(Extracted data entries)
^^^^
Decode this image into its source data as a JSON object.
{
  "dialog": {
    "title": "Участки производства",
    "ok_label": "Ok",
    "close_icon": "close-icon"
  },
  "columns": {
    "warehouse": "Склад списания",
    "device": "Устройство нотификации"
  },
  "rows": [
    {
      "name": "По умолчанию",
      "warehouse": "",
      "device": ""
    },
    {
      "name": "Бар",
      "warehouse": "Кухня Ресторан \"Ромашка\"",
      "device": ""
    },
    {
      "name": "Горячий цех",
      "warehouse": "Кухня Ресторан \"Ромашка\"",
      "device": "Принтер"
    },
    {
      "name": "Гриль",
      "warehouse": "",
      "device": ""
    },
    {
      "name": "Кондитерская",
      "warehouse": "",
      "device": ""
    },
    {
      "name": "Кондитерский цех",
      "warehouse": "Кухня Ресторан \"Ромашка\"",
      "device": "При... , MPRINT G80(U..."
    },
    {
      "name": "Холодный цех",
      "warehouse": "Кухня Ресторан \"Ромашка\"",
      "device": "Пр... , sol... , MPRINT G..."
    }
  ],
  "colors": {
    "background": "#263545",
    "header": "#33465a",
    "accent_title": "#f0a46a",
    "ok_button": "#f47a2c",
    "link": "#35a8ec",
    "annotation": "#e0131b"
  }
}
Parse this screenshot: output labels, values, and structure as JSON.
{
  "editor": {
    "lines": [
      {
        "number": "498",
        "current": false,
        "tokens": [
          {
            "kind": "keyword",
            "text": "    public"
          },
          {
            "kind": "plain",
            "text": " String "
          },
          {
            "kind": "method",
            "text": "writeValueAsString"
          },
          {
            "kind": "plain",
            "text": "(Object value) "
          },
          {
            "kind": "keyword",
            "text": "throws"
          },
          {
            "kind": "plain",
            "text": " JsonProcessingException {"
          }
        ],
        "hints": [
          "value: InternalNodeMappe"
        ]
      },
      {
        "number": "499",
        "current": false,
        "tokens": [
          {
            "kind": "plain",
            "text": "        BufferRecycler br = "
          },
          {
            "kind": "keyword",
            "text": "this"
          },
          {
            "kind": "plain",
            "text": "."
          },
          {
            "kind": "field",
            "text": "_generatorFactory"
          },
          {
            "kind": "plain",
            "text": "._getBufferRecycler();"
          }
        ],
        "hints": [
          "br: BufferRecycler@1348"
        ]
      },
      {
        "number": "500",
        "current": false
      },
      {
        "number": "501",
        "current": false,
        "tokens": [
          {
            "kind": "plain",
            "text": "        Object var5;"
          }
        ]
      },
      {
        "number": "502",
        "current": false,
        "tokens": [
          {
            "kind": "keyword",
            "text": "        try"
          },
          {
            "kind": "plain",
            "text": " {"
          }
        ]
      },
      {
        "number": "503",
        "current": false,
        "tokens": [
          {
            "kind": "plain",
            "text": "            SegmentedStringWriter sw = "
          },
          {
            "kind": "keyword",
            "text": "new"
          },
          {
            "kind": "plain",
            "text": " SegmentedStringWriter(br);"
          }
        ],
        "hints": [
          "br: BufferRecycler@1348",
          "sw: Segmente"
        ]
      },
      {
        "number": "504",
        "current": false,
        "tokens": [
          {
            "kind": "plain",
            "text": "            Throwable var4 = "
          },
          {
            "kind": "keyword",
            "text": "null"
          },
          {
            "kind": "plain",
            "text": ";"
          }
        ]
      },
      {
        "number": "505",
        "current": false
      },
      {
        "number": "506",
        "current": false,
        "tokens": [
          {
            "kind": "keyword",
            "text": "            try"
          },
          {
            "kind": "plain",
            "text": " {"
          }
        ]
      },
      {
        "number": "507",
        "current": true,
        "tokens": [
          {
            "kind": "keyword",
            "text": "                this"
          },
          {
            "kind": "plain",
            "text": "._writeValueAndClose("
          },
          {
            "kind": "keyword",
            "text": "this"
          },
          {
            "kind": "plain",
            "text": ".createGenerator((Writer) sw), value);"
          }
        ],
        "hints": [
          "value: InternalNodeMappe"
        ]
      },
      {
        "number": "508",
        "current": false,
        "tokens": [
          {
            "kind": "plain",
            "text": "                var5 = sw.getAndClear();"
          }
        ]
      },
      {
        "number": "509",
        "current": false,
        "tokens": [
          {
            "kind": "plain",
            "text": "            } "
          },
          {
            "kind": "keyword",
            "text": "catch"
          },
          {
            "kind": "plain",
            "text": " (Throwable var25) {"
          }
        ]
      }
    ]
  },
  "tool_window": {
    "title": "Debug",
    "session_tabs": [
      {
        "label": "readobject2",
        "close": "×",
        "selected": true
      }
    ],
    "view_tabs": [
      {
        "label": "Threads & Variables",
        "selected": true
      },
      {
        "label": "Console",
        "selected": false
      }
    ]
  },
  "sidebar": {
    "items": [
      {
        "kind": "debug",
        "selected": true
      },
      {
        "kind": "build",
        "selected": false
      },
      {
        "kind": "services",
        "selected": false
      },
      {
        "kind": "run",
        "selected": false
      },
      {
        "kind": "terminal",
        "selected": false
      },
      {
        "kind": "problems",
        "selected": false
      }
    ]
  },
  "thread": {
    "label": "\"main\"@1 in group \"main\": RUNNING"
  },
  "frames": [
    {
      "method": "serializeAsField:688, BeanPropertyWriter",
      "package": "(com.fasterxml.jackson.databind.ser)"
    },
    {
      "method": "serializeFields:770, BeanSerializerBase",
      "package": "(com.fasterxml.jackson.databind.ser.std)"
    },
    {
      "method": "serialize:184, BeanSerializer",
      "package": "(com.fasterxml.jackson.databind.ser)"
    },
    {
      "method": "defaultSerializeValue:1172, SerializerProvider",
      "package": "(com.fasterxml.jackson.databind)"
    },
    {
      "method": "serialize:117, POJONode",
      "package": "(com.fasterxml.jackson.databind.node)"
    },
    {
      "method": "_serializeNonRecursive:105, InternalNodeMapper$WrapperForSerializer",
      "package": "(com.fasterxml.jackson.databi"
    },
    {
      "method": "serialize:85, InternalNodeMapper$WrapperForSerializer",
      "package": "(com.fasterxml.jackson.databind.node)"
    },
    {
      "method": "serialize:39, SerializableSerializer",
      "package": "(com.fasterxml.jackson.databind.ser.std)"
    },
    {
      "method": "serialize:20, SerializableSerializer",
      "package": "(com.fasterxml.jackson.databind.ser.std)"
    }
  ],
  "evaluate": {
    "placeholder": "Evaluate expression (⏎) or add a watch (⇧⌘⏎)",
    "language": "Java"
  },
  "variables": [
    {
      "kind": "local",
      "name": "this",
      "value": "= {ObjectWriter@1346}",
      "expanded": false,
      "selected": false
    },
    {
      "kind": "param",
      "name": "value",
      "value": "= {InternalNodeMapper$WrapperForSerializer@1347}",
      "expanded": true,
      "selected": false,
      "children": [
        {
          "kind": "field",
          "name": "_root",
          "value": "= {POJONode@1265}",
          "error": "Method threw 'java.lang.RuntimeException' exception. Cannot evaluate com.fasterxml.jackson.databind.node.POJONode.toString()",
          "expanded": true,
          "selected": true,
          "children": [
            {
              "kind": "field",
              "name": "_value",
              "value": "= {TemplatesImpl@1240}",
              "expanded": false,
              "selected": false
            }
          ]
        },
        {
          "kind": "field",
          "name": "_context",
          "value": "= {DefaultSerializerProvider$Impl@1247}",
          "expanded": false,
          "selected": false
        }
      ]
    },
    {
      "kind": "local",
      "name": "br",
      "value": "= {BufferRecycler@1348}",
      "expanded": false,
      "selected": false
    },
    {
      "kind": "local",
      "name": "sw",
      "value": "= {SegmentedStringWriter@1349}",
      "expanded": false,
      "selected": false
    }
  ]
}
^^^^
__Do this__:
Give the entries once more, exactly as they appear.

__Solution below__:
Decode this image into its source data as a JSON object.
{
  "dialog": {
    "title": "Участки производства",
    "ok_label": "Ok",
    "close_icon": "close-icon"
  },
  "columns": {
    "warehouse": "Склад списания",
    "device": "Устройство нотификации"
  },
  "rows": [
    {
      "name": "По умолчанию",
      "warehouse": "",
      "device": ""
    },
    {
      "name": "Бар",
      "warehouse": "Кухня Ресторан \"Ромашка\"",
      "device": ""
    },
    {
      "name": "Горячий цех",
      "warehouse": "Кухня Ресторан \"Ромашка\"",
      "device": "Принтер"
    },
    {
      "name": "Гриль",
      "warehouse": "",
      "device": ""
    },
    {
      "name": "Кондитерская",
      "warehouse": "",
      "device": ""
    },
    {
      "name": "Кондитерский цех",
      "warehouse": "Кухня Ресторан \"Ромашка\"",
      "device": "При... , MPRINT G80(U..."
    },
    {
      "name": "Холодный цех",
      "warehouse": "Кухня Ресторан \"Ромашка\"",
      "device": "Пр... , sol... , MPRINT G..."
    }
  ],
  "colors": {
    "background": "#263545",
    "header": "#33465a",
    "accent_title": "#f0a46a",
    "ok_button": "#f47a2c",
    "link": "#35a8ec",
    "annotation": "#e0131b"
  }
}
Parse this screenshot: output labels, values, and structure as JSON.
{
  "editor": {
    "lines": [
      {
        "number": "498",
        "current": false,
        "tokens": [
          {
            "kind": "keyword",
            "text": "    public"
          },
          {
            "kind": "plain",
            "text": " String "
          },
          {
            "kind": "method",
            "text": "writeValueAsString"
          },
          {
            "kind": "plain",
            "text": "(Object value) "
          },
          {
            "kind": "keyword",
            "text": "throws"
          },
          {
            "kind": "plain",
            "text": " JsonProcessingException {"
          }
        ],
        "hints": [
          "value: InternalNodeMappe"
        ]
      },
      {
        "number": "499",
        "current": false,
        "tokens": [
          {
            "kind": "plain",
            "text": "        BufferRecycler br = "
          },
          {
            "kind": "keyword",
            "text": "this"
          },
          {
            "kind": "plain",
            "text": "."
          },
          {
            "kind": "field",
            "text": "_generatorFactory"
          },
          {
            "kind": "plain",
            "text": "._getBufferRecycler();"
          }
        ],
        "hints": [
          "br: BufferRecycler@1348"
        ]
      },
      {
        "number": "500",
        "current": false
      },
      {
        "number": "501",
        "current": false,
        "tokens": [
          {
            "kind": "plain",
            "text": "        Object var5;"
          }
        ]
      },
      {
        "number": "502",
        "current": false,
        "tokens": [
          {
            "kind": "keyword",
            "text": "        try"
          },
          {
            "kind": "plain",
            "text": " {"
          }
        ]
      },
      {
        "number": "503",
        "current": false,
        "tokens": [
          {
            "kind": "plain",
            "text": "            SegmentedStringWriter sw = "
          },
          {
            "kind": "keyword",
            "text": "new"
          },
          {
            "kind": "plain",
            "text": " SegmentedStringWriter(br);"
          }
        ],
        "hints": [
          "br: BufferRecycler@1348",
          "sw: Segmente"
        ]
      },
      {
        "number": "504",
        "current": false,
        "tokens": [
          {
            "kind": "plain",
            "text": "            Throwable var4 = "
          },
          {
            "kind": "keyword",
            "text": "null"
          },
          {
            "kind": "plain",
            "text": ";"
          }
        ]
      },
      {
        "number": "505",
        "current": false
      },
      {
        "number": "506",
        "current": false,
        "tokens": [
          {
            "kind": "keyword",
            "text": "            try"
          },
          {
            "kind": "plain",
            "text": " {"
          }
        ]
      },
      {
        "number": "507",
        "current": true,
        "tokens": [
          {
            "kind": "keyword",
            "text": "                this"
          },
          {
            "kind": "plain",
            "text": "._writeValueAndClose("
          },
          {
            "kind": "keyword",
            "text": "this"
          },
          {
            "kind": "plain",
            "text": ".createGenerator((Writer) sw), value);"
          }
        ],
        "hints": [
          "value: InternalNodeMappe"
        ]
      },
      {
        "number": "508",
        "current": false,
        "tokens": [
          {
            "kind": "plain",
            "text": "                var5 = sw.getAndClear();"
          }
        ]
      },
      {
        "number": "509",
        "current": false,
        "tokens": [
          {
            "kind": "plain",
            "text": "            } "
          },
          {
            "kind": "keyword",
            "text": "catch"
          },
          {
            "kind": "plain",
            "text": " (Throwable var25) {"
          }
        ]
      }
    ]
  },
  "tool_window": {
    "title": "Debug",
    "session_tabs": [
      {
        "label": "readobject2",
        "close": "×",
        "selected": true
      }
    ],
    "view_tabs": [
      {
        "label": "Threads & Variables",
        "selected": true
      },
      {
        "label": "Console",
        "selected": false
      }
    ]
  },
  "sidebar": {
    "items": [
      {
        "kind": "debug",
        "selected": true
      },
      {
        "kind": "build",
        "selected": false
      },
      {
        "kind": "services",
        "selected": false
      },
      {
        "kind": "run",
        "selected": false
      },
      {
        "kind": "terminal",
        "selected": false
      },
      {
        "kind": "problems",
        "selected": false
      }
    ]
  },
  "thread": {
    "label": "\"main\"@1 in group \"main\": RUNNING"
  },
  "frames": [
    {
      "method": "serializeAsField:688, BeanPropertyWriter",
      "package": "(com.fasterxml.jackson.databind.ser)"
    },
    {
      "method": "serializeFields:770, BeanSerializerBase",
      "package": "(com.fasterxml.jackson.databind.ser.std)"
    },
    {
      "method": "serialize:184, BeanSerializer",
      "package": "(com.fasterxml.jackson.databind.ser)"
    },
    {
      "method": "defaultSerializeValue:1172, SerializerProvider",
      "package": "(com.fasterxml.jackson.databind)"
    },
    {
      "method": "serialize:117, POJONode",
      "package": "(com.fasterxml.jackson.databind.node)"
    },
    {
      "method": "_serializeNonRecursive:105, InternalNodeMapper$WrapperForSerializer",
      "package": "(com.fasterxml.jackson.databi"
    },
    {
      "method": "serialize:85, InternalNodeMapper$WrapperForSerializer",
      "package": "(com.fasterxml.jackson.databind.node)"
    },
    {
      "method": "serialize:39, SerializableSerializer",
      "package": "(com.fasterxml.jackson.databind.ser.std)"
    },
    {
      "method": "serialize:20, SerializableSerializer",
      "package": "(com.fasterxml.jackson.databind.ser.std)"
    }
  ],
  "evaluate": {
    "placeholder": "Evaluate expression (⏎) or add a watch (⇧⌘⏎)",
    "language": "Java"
  },
  "variables": [
    {
      "kind": "local",
      "name": "this",
      "value": "= {ObjectWriter@1346}",
      "expanded": false,
      "selected": false
    },
    {
      "kind": "param",
      "name": "value",
      "value": "= {InternalNodeMapper$WrapperForSerializer@1347}",
      "expanded": true,
      "selected": false,
      "children": [
        {
          "kind": "field",
          "name": "_root",
          "value": "= {POJONode@1265}",
          "error": "Method threw 'java.lang.RuntimeException' exception. Cannot evaluate com.fasterxml.jackson.databind.node.POJONode.toString()",
          "expanded": true,
          "selected": true,
          "children": [
            {
              "kind": "field",
              "name": "_value",
              "value": "= {TemplatesImpl@1240}",
              "expanded": false,
              "selected": false
            }
          ]
        },
        {
          "kind": "field",
          "name": "_context",
          "value": "= {DefaultSerializerProvider$Impl@1247}",
          "expanded": false,
          "selected": false
        }
      ]
    },
    {
      "kind": "local",
      "name": "br",
      "value": "= {BufferRecycler@1348}",
      "expanded": false,
      "selected": false
    },
    {
      "kind": "local",
      "name": "sw",
      "value": "= {SegmentedStringWriter@1349}",
      "expanded": false,
      "selected": false
    }
  ]
}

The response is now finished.